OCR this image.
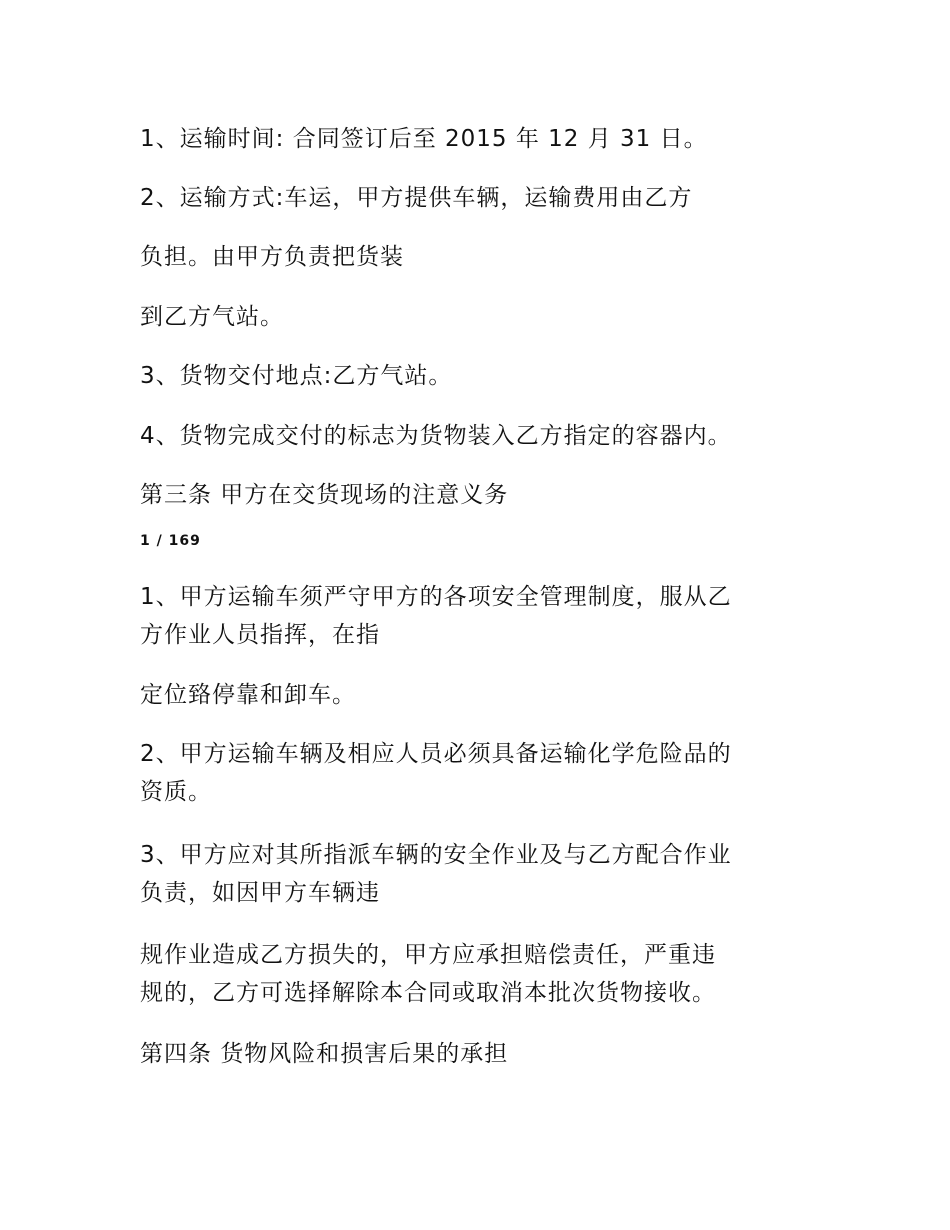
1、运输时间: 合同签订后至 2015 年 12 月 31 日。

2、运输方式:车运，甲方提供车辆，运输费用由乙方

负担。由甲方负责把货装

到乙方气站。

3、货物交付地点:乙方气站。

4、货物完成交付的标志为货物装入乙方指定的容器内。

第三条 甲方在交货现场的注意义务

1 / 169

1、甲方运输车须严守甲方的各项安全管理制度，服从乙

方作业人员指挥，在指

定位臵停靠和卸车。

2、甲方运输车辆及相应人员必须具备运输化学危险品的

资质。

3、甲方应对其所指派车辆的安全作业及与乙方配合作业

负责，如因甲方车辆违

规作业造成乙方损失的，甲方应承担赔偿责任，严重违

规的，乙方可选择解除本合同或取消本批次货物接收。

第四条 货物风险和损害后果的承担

--

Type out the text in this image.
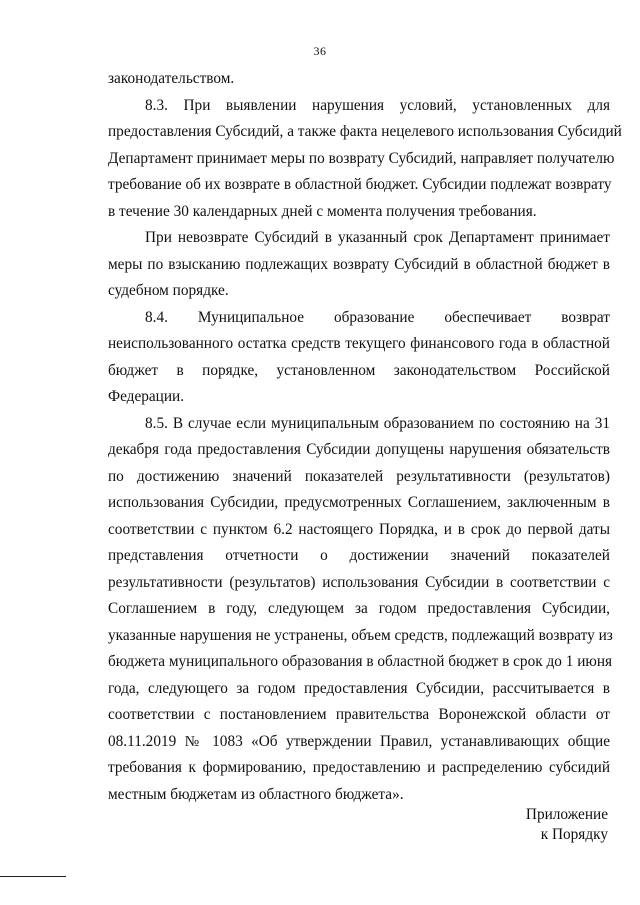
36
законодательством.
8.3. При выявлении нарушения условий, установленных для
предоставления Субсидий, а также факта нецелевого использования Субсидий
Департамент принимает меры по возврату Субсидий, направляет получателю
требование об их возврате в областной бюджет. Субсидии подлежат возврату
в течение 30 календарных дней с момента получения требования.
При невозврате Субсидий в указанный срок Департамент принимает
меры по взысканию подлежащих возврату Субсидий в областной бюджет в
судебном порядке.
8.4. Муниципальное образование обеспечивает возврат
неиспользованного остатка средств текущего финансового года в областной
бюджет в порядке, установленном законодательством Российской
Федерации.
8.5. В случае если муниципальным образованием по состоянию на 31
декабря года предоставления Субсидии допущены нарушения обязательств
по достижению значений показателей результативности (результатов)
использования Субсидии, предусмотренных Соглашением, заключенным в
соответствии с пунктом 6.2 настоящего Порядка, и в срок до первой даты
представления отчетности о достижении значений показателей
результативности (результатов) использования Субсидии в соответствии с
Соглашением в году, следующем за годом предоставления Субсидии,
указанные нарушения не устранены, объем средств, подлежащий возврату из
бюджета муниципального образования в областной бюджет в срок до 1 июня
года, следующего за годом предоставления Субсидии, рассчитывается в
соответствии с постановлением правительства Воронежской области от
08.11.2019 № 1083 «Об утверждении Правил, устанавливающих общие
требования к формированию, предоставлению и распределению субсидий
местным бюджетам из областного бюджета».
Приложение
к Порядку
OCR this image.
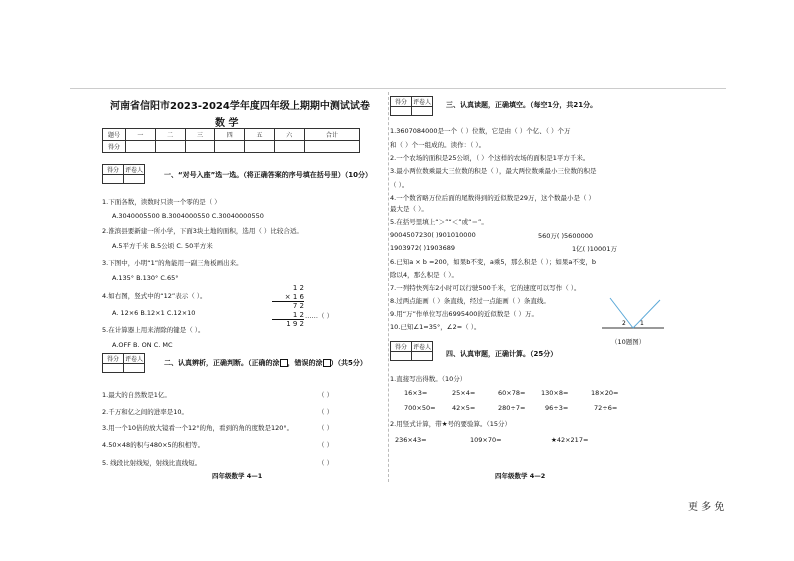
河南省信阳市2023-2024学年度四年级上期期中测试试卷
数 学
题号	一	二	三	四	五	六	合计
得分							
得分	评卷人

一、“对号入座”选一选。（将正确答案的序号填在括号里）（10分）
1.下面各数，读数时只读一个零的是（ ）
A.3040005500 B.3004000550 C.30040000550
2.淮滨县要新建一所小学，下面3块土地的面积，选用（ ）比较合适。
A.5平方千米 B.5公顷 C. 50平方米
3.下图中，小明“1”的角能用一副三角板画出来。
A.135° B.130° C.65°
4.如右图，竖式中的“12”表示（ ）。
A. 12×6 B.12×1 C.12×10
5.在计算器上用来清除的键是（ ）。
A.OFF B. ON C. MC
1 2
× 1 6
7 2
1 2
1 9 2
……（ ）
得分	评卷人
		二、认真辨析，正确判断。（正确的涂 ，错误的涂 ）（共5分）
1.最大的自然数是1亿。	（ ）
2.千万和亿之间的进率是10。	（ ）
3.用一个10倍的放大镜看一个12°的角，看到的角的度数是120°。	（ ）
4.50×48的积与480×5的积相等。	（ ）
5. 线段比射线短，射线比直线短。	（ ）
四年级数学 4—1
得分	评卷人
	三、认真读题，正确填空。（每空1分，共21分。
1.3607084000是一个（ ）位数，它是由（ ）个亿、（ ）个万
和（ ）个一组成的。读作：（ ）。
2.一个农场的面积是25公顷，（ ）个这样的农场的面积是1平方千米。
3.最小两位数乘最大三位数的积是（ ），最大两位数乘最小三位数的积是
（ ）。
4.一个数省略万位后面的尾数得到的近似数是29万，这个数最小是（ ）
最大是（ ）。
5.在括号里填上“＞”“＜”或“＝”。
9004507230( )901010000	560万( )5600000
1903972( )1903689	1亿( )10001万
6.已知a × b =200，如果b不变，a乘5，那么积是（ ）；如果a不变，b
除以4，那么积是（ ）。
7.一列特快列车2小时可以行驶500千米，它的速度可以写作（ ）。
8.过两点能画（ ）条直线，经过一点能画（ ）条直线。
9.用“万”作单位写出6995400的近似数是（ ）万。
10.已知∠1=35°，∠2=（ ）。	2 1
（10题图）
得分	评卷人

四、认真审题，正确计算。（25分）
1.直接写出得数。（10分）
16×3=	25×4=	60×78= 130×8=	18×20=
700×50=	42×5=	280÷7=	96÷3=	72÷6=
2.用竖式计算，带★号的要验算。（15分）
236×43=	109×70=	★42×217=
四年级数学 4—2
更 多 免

• **Exercise**
Copy out every line of the material above that mentions the word "принимает".

• **Task response**
Департамент принимает меры по возврату Субсидий, направляет получателю
При невозврате Субсидий в указанный срок Департамент принимает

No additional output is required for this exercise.